▶ _Task statement_: Which lines below hold the word "name"? Report each one.

-- start Raw data --

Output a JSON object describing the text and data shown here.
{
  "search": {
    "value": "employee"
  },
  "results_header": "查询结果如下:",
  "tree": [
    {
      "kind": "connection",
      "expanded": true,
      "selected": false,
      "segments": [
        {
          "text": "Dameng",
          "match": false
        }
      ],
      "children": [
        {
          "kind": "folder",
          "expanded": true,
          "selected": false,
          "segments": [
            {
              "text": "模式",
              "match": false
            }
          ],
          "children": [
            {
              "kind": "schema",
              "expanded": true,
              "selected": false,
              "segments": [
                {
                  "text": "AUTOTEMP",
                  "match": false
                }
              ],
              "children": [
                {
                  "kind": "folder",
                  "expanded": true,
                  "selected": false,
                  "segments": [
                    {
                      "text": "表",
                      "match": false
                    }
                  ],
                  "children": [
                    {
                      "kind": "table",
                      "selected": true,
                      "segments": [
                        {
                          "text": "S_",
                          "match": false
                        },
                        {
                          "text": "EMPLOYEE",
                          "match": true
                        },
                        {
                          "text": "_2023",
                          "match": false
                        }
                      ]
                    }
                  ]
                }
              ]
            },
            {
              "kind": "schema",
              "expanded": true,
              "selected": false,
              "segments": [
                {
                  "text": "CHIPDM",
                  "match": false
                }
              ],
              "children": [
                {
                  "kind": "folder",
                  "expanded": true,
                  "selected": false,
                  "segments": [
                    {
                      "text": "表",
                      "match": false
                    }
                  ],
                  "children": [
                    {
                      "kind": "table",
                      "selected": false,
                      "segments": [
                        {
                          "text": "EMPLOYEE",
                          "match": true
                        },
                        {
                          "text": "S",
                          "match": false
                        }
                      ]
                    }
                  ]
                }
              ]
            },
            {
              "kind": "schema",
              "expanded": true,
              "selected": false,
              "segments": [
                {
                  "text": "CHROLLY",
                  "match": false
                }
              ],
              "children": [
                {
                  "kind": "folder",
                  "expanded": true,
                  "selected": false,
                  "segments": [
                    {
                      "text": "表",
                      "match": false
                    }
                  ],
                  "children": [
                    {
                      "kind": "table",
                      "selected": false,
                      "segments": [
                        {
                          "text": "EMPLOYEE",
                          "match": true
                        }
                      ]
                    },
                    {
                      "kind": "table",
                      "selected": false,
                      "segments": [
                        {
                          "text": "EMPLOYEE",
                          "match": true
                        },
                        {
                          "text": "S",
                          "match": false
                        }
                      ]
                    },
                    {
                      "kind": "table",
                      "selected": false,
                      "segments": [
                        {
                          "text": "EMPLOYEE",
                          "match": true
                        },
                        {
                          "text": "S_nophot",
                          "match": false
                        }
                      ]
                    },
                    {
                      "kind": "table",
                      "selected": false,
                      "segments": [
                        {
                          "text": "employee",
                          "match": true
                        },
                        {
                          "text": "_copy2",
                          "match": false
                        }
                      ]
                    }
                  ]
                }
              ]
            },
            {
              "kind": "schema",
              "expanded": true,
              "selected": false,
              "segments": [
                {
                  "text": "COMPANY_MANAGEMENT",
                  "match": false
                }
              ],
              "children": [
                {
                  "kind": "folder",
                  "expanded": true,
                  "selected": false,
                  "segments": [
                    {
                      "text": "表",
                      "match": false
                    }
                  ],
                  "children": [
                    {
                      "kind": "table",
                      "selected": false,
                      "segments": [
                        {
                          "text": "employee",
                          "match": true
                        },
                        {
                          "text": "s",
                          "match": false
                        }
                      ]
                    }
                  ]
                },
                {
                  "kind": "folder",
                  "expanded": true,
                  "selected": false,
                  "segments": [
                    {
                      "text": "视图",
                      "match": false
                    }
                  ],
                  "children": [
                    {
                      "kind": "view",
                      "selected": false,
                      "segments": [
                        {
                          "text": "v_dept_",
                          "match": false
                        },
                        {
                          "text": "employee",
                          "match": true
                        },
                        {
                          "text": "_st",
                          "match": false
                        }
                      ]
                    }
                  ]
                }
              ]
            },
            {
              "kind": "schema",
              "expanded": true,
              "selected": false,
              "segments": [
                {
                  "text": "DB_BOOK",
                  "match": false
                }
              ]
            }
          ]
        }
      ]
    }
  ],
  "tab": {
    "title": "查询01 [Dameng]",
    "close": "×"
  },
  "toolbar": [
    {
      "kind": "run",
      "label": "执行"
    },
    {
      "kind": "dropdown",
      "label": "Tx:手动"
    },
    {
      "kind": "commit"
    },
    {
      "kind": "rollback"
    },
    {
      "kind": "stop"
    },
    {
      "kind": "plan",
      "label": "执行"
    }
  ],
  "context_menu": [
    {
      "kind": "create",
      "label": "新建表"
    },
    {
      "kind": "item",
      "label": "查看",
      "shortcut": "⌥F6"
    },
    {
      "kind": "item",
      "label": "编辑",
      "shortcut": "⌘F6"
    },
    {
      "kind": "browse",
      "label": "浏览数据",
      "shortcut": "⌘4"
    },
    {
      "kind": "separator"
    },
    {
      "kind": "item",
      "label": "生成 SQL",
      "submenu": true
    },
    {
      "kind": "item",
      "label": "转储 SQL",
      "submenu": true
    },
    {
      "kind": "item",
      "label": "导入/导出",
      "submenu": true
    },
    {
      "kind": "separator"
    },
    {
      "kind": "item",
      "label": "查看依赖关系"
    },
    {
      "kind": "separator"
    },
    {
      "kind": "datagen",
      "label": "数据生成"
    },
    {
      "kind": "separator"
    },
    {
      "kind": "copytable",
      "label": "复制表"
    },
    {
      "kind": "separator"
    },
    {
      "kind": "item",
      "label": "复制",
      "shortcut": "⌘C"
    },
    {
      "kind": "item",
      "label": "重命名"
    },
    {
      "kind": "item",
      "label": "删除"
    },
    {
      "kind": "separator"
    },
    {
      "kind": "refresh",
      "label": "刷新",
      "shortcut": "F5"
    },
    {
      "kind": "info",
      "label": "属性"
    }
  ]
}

-- end Raw data --
-- start Raw data --

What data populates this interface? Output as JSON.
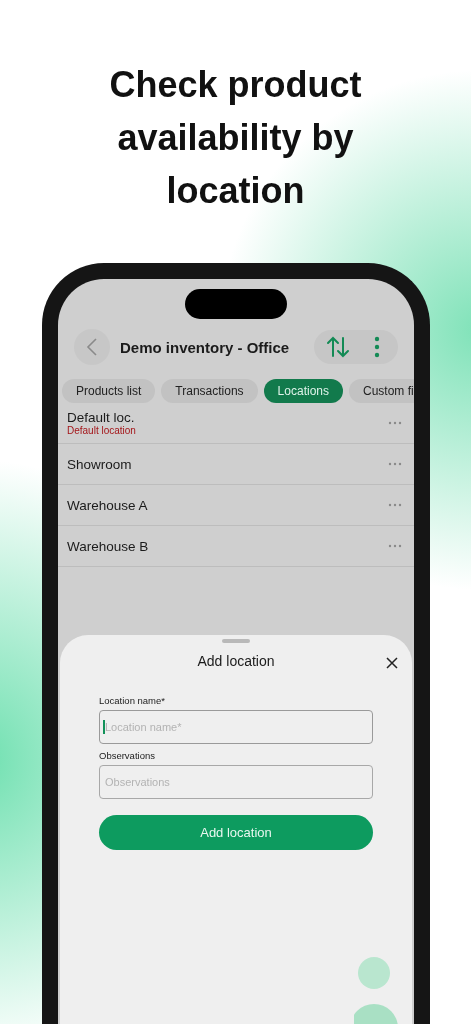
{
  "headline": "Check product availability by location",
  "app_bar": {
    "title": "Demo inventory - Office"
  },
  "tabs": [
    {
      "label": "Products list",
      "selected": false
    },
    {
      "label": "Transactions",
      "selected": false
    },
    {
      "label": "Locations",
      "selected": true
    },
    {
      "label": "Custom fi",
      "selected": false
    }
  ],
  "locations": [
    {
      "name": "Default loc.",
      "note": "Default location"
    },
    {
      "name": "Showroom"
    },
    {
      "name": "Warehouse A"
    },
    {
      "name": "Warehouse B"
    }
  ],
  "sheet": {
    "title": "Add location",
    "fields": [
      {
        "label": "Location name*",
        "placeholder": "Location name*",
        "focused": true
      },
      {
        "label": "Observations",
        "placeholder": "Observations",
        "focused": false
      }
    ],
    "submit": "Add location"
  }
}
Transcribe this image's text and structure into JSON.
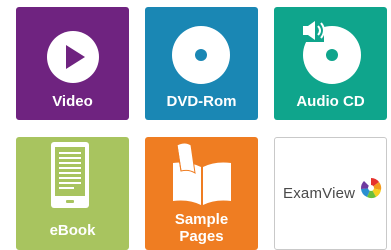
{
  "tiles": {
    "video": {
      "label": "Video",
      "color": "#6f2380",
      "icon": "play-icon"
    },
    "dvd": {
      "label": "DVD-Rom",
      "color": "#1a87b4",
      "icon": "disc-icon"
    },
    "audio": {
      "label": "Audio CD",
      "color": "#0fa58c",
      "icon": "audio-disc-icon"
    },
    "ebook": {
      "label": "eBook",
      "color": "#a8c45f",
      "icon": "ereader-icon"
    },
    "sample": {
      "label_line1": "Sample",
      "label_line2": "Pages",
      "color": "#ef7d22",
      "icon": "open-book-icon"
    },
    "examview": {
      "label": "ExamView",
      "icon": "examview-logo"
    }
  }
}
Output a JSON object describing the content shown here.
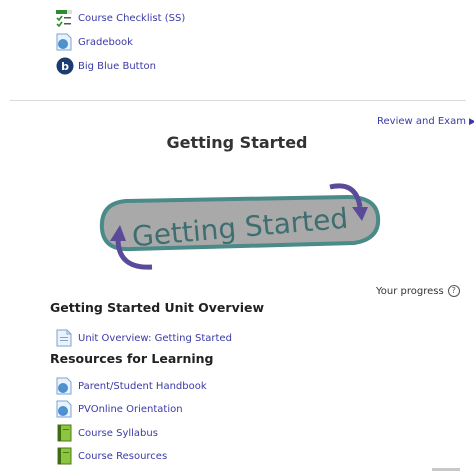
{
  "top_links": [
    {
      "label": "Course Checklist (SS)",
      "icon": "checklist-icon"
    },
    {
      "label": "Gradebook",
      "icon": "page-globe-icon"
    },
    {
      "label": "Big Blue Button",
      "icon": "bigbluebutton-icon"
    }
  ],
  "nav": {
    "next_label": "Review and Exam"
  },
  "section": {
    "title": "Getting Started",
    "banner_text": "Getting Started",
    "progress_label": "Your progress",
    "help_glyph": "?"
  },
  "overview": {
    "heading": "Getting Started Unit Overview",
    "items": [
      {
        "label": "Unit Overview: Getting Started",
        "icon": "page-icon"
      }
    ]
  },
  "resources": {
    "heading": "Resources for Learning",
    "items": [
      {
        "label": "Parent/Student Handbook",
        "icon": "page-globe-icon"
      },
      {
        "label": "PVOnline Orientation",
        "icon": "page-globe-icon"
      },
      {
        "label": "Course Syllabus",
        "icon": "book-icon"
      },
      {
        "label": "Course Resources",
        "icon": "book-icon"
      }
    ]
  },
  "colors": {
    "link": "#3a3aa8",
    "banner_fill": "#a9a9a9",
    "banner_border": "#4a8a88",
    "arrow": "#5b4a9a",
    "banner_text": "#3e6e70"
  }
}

-- end Raw data --

▶ _Expected answer_:
      "name": "Default loc.",
      "name": "Showroom"
      "name": "Warehouse A"
      "name": "Warehouse B"
        "label": "Location name*",
        "placeholder": "Location name*",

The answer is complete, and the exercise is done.